> Stated exercise
Copy every line that mentions the word "name".

___ Record extracts

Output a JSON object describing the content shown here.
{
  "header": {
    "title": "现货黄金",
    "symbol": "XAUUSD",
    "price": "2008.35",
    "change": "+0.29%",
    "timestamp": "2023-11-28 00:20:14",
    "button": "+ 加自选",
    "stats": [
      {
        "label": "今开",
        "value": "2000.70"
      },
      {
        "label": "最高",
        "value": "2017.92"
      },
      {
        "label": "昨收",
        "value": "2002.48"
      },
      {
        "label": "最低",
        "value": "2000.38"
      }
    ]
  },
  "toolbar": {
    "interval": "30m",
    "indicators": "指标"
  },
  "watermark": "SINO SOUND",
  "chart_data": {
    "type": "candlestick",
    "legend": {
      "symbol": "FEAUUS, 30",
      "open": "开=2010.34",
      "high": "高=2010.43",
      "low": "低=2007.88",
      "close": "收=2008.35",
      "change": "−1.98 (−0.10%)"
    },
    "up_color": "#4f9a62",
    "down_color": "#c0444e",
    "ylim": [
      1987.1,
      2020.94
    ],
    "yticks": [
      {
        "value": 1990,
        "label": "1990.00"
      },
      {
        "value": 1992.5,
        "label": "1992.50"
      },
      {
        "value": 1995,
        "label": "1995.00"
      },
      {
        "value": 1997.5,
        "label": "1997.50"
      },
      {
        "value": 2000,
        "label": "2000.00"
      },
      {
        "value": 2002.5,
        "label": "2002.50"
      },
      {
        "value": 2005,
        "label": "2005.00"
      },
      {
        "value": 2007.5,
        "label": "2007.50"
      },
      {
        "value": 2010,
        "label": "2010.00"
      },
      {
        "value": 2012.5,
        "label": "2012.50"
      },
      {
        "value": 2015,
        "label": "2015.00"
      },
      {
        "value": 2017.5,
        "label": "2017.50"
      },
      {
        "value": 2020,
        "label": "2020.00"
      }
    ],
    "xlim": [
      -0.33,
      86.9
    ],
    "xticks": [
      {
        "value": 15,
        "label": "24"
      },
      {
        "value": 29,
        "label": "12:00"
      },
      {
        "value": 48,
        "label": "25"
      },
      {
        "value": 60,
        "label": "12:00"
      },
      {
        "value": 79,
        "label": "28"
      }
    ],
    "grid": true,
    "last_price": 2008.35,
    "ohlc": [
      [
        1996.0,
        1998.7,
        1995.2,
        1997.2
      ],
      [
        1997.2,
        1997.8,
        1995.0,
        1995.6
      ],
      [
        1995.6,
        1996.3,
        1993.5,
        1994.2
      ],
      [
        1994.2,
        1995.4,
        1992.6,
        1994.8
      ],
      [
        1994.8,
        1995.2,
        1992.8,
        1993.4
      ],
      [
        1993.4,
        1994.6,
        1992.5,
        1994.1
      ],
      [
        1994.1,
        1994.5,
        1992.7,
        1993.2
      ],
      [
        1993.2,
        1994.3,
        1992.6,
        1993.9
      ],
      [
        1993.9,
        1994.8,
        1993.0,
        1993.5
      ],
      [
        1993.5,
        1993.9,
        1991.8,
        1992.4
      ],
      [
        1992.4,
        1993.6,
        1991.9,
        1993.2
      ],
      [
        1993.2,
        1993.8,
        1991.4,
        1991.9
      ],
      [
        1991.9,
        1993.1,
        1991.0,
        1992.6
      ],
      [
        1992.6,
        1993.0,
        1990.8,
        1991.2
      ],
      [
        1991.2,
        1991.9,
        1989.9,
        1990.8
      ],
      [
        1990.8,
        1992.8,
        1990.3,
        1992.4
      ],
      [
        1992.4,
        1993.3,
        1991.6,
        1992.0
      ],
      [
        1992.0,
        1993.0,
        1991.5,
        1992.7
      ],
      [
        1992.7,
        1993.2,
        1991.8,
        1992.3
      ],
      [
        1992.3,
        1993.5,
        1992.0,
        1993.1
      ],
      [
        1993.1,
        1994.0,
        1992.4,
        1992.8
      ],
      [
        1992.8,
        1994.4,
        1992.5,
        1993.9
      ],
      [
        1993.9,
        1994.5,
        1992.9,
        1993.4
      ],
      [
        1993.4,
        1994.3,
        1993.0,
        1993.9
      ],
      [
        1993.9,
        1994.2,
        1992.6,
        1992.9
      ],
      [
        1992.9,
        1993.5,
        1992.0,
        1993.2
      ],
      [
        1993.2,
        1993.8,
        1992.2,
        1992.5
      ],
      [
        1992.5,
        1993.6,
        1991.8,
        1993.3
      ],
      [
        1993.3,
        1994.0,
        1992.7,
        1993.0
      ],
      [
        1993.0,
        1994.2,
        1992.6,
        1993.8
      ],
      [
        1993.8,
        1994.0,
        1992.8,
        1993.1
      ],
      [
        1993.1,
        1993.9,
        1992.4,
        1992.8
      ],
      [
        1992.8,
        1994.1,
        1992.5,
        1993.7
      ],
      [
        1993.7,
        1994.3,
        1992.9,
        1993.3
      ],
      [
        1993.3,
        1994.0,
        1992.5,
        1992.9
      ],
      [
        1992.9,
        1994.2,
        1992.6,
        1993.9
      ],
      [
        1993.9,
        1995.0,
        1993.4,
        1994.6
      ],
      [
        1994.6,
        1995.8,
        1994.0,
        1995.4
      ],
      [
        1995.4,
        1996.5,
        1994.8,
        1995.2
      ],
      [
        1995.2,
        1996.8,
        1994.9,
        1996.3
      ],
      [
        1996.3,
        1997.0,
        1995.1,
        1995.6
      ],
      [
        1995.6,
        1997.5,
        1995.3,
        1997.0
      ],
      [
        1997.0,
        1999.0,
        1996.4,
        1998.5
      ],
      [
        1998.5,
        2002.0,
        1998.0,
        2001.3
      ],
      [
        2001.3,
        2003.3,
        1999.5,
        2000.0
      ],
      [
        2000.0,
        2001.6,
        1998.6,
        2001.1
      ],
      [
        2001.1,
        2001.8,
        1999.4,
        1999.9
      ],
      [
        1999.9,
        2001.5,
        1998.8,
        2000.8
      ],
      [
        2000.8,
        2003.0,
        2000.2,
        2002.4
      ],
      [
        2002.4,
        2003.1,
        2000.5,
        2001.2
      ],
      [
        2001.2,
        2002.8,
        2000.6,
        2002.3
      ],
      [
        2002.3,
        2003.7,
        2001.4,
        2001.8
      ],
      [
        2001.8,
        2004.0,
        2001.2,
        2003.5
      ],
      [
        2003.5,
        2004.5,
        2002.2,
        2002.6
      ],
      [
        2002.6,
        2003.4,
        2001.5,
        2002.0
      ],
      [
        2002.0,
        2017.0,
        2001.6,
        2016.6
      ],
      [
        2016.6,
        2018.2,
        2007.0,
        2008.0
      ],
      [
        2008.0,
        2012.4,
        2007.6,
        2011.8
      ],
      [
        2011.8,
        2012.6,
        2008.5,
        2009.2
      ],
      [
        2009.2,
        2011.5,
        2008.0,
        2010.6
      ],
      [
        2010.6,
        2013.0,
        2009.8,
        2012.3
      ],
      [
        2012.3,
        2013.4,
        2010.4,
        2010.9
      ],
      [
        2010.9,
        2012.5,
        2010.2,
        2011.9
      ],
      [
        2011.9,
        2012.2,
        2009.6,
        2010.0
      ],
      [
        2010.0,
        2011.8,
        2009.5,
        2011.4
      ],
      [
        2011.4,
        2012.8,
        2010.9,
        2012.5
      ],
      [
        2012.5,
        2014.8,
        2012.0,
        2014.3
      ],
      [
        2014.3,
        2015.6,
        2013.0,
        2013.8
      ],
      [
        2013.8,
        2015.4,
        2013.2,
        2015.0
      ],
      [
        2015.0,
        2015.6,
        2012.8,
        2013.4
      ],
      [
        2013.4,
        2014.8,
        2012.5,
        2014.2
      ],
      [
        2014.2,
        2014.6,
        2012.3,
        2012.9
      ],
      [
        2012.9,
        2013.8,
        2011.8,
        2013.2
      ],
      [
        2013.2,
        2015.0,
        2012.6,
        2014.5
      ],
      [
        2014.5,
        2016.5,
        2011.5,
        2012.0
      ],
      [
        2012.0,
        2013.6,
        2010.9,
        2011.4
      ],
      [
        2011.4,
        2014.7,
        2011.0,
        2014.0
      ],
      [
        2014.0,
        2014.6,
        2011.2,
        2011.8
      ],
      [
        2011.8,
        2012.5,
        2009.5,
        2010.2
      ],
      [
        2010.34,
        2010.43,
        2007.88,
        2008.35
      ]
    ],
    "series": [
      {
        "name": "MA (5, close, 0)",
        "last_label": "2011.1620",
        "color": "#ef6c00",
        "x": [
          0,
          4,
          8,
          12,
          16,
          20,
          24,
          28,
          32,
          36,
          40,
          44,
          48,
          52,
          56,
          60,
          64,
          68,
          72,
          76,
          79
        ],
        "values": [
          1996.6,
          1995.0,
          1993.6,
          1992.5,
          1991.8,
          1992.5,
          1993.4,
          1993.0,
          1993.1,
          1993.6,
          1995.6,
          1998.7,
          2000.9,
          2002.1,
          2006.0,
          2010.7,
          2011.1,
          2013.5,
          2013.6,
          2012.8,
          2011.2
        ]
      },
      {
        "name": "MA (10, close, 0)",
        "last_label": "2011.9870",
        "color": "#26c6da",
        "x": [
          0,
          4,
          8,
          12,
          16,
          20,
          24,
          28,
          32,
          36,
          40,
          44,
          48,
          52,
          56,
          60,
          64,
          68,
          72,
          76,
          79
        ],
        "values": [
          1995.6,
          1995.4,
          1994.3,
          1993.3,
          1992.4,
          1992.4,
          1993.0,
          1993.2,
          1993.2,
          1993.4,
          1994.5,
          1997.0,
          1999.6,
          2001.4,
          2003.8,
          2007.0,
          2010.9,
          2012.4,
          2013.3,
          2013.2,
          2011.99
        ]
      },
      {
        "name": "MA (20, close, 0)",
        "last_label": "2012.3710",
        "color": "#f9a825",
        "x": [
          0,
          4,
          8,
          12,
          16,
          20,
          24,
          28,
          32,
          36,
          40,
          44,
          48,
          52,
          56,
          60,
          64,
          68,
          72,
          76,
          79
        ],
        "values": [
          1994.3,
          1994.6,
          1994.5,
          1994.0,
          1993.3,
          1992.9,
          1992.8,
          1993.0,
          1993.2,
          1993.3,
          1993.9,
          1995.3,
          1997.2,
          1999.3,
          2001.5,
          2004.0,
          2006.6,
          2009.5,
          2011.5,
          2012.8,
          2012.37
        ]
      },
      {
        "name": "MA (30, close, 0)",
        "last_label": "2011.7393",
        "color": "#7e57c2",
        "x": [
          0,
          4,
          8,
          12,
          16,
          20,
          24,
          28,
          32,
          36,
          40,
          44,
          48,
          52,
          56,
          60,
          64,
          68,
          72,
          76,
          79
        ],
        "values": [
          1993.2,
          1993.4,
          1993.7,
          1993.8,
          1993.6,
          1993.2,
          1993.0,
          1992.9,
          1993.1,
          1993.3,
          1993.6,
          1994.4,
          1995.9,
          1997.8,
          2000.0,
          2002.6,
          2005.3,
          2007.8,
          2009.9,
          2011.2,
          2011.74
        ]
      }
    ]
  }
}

______

> Full answer
        "name": "MA (5, close, 0)",
        "name": "MA (10, close, 0)",
        "name": "MA (20, close, 0)",
        "name": "MA (30, close, 0)",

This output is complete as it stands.